## start Dataset records
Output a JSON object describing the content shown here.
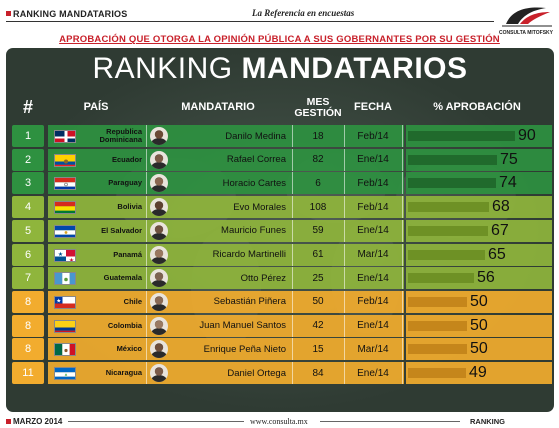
{
  "header": {
    "brand_left": "RANKING MANDATARIOS",
    "tagline": "La Referencia en encuestas",
    "logo_text": "CONSULTA MITOFSKY",
    "subtitle": "APROBACIÓN QUE OTORGA LA OPINIÓN PÚBLICA A SUS GOBERNANTES POR SU GESTIÓN"
  },
  "title": {
    "part1": "RANKING ",
    "part2": "MANDATARIOS"
  },
  "columns": {
    "rank": "#",
    "country": "PAÍS",
    "leader": "MANDATARIO",
    "months_line1": "MES",
    "months_line2": "GESTIÓN",
    "date": "FECHA",
    "approval": "% APROBACIÓN"
  },
  "colors": {
    "panel": "#2f3b33",
    "tier_green": "#2e9140",
    "tier_green_bar": "#206a2c",
    "tier_lime": "#8fb53c",
    "tier_lime_bar": "#6e9125",
    "tier_orange": "#f2ac2e",
    "tier_orange_bar": "#c5861b"
  },
  "chart_data": {
    "type": "bar",
    "orientation": "horizontal",
    "categories": [
      "Republica Dominicana",
      "Ecuador",
      "Paraguay",
      "Bolivia",
      "El Salvador",
      "Panamá",
      "Guatemala",
      "Chile",
      "Colombia",
      "México",
      "Nicaragua"
    ],
    "values": [
      90,
      75,
      74,
      68,
      67,
      65,
      56,
      50,
      50,
      50,
      49
    ],
    "xlim": [
      0,
      100
    ],
    "grid": false,
    "legend": "none"
  },
  "rows": [
    {
      "rank": "1",
      "country": "Republica Dominicana",
      "leader": "Danilo Medina",
      "months": "18",
      "date": "Feb/14",
      "approval": 90,
      "approval_label": "90",
      "tier": "green",
      "flag": "dominican-republic",
      "avatar_color": "#6b4a35"
    },
    {
      "rank": "2",
      "country": "Ecuador",
      "leader": "Rafael Correa",
      "months": "82",
      "date": "Ene/14",
      "approval": 75,
      "approval_label": "75",
      "tier": "green",
      "flag": "ecuador",
      "avatar_color": "#7a5a45"
    },
    {
      "rank": "3",
      "country": "Paraguay",
      "leader": "Horacio Cartes",
      "months": "6",
      "date": "Feb/14",
      "approval": 74,
      "approval_label": "74",
      "tier": "green",
      "flag": "paraguay",
      "avatar_color": "#8a6650"
    },
    {
      "rank": "4",
      "country": "Bolivia",
      "leader": "Evo Morales",
      "months": "108",
      "date": "Feb/14",
      "approval": 68,
      "approval_label": "68",
      "tier": "lime",
      "flag": "bolivia",
      "avatar_color": "#5e4030"
    },
    {
      "rank": "5",
      "country": "El Salvador",
      "leader": "Mauricio Funes",
      "months": "59",
      "date": "Ene/14",
      "approval": 67,
      "approval_label": "67",
      "tier": "lime",
      "flag": "el-salvador",
      "avatar_color": "#6f5240"
    },
    {
      "rank": "6",
      "country": "Panamá",
      "leader": "Ricardo Martinelli",
      "months": "61",
      "date": "Mar/14",
      "approval": 65,
      "approval_label": "65",
      "tier": "lime",
      "flag": "panama",
      "avatar_color": "#9a7860"
    },
    {
      "rank": "7",
      "country": "Guatemala",
      "leader": "Otto Pérez",
      "months": "25",
      "date": "Ene/14",
      "approval": 56,
      "approval_label": "56",
      "tier": "lime",
      "flag": "guatemala",
      "avatar_color": "#7d6350"
    },
    {
      "rank": "8",
      "country": "Chile",
      "leader": "Sebastián Piñera",
      "months": "50",
      "date": "Feb/14",
      "approval": 50,
      "approval_label": "50",
      "tier": "orange",
      "flag": "chile",
      "avatar_color": "#8a6a55"
    },
    {
      "rank": "8",
      "country": "Colombia",
      "leader": "Juan Manuel Santos",
      "months": "42",
      "date": "Ene/14",
      "approval": 50,
      "approval_label": "50",
      "tier": "orange",
      "flag": "colombia",
      "avatar_color": "#9a7a62"
    },
    {
      "rank": "8",
      "country": "México",
      "leader": "Enrique Peña Nieto",
      "months": "15",
      "date": "Mar/14",
      "approval": 50,
      "approval_label": "50",
      "tier": "orange",
      "flag": "mexico",
      "avatar_color": "#6e4f3c"
    },
    {
      "rank": "11",
      "country": "Nicaragua",
      "leader": "Daniel Ortega",
      "months": "84",
      "date": "Ene/14",
      "approval": 49,
      "approval_label": "49",
      "tier": "orange",
      "flag": "nicaragua",
      "avatar_color": "#7a5a48"
    }
  ],
  "footer": {
    "date": "MARZO 2014",
    "url": "www.consulta.mx",
    "brand_right": "RANKING MANDATARIOS"
  }
}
## end Dataset records
Without including any pictures, print all of the material exactly as given.

● **Answer below**:
Output a JSON object describing the content shown here.
{
  "header": {
    "brand_left": "RANKING MANDATARIOS",
    "tagline": "La Referencia en encuestas",
    "logo_text": "CONSULTA MITOFSKY",
    "subtitle": "APROBACIÓN QUE OTORGA LA OPINIÓN PÚBLICA A SUS GOBERNANTES POR SU GESTIÓN"
  },
  "title": {
    "part1": "RANKING ",
    "part2": "MANDATARIOS"
  },
  "columns": {
    "rank": "#",
    "country": "PAÍS",
    "leader": "MANDATARIO",
    "months_line1": "MES",
    "months_line2": "GESTIÓN",
    "date": "FECHA",
    "approval": "% APROBACIÓN"
  },
  "colors": {
    "panel": "#2f3b33",
    "tier_green": "#2e9140",
    "tier_green_bar": "#206a2c",
    "tier_lime": "#8fb53c",
    "tier_lime_bar": "#6e9125",
    "tier_orange": "#f2ac2e",
    "tier_orange_bar": "#c5861b"
  },
  "chart_data": {
    "type": "bar",
    "orientation": "horizontal",
    "categories": [
      "Republica Dominicana",
      "Ecuador",
      "Paraguay",
      "Bolivia",
      "El Salvador",
      "Panamá",
      "Guatemala",
      "Chile",
      "Colombia",
      "México",
      "Nicaragua"
    ],
    "values": [
      90,
      75,
      74,
      68,
      67,
      65,
      56,
      50,
      50,
      50,
      49
    ],
    "xlim": [
      0,
      100
    ],
    "grid": false,
    "legend": "none"
  },
  "rows": [
    {
      "rank": "1",
      "country": "Republica Dominicana",
      "leader": "Danilo Medina",
      "months": "18",
      "date": "Feb/14",
      "approval": 90,
      "approval_label": "90",
      "tier": "green",
      "flag": "dominican-republic",
      "avatar_color": "#6b4a35"
    },
    {
      "rank": "2",
      "country": "Ecuador",
      "leader": "Rafael Correa",
      "months": "82",
      "date": "Ene/14",
      "approval": 75,
      "approval_label": "75",
      "tier": "green",
      "flag": "ecuador",
      "avatar_color": "#7a5a45"
    },
    {
      "rank": "3",
      "country": "Paraguay",
      "leader": "Horacio Cartes",
      "months": "6",
      "date": "Feb/14",
      "approval": 74,
      "approval_label": "74",
      "tier": "green",
      "flag": "paraguay",
      "avatar_color": "#8a6650"
    },
    {
      "rank": "4",
      "country": "Bolivia",
      "leader": "Evo Morales",
      "months": "108",
      "date": "Feb/14",
      "approval": 68,
      "approval_label": "68",
      "tier": "lime",
      "flag": "bolivia",
      "avatar_color": "#5e4030"
    },
    {
      "rank": "5",
      "country": "El Salvador",
      "leader": "Mauricio Funes",
      "months": "59",
      "date": "Ene/14",
      "approval": 67,
      "approval_label": "67",
      "tier": "lime",
      "flag": "el-salvador",
      "avatar_color": "#6f5240"
    },
    {
      "rank": "6",
      "country": "Panamá",
      "leader": "Ricardo Martinelli",
      "months": "61",
      "date": "Mar/14",
      "approval": 65,
      "approval_label": "65",
      "tier": "lime",
      "flag": "panama",
      "avatar_color": "#9a7860"
    },
    {
      "rank": "7",
      "country": "Guatemala",
      "leader": "Otto Pérez",
      "months": "25",
      "date": "Ene/14",
      "approval": 56,
      "approval_label": "56",
      "tier": "lime",
      "flag": "guatemala",
      "avatar_color": "#7d6350"
    },
    {
      "rank": "8",
      "country": "Chile",
      "leader": "Sebastián Piñera",
      "months": "50",
      "date": "Feb/14",
      "approval": 50,
      "approval_label": "50",
      "tier": "orange",
      "flag": "chile",
      "avatar_color": "#8a6a55"
    },
    {
      "rank": "8",
      "country": "Colombia",
      "leader": "Juan Manuel Santos",
      "months": "42",
      "date": "Ene/14",
      "approval": 50,
      "approval_label": "50",
      "tier": "orange",
      "flag": "colombia",
      "avatar_color": "#9a7a62"
    },
    {
      "rank": "8",
      "country": "México",
      "leader": "Enrique Peña Nieto",
      "months": "15",
      "date": "Mar/14",
      "approval": 50,
      "approval_label": "50",
      "tier": "orange",
      "flag": "mexico",
      "avatar_color": "#6e4f3c"
    },
    {
      "rank": "11",
      "country": "Nicaragua",
      "leader": "Daniel Ortega",
      "months": "84",
      "date": "Ene/14",
      "approval": 49,
      "approval_label": "49",
      "tier": "orange",
      "flag": "nicaragua",
      "avatar_color": "#7a5a48"
    }
  ],
  "footer": {
    "date": "MARZO 2014",
    "url": "www.consulta.mx",
    "brand_right": "RANKING MANDATARIOS"
  }
}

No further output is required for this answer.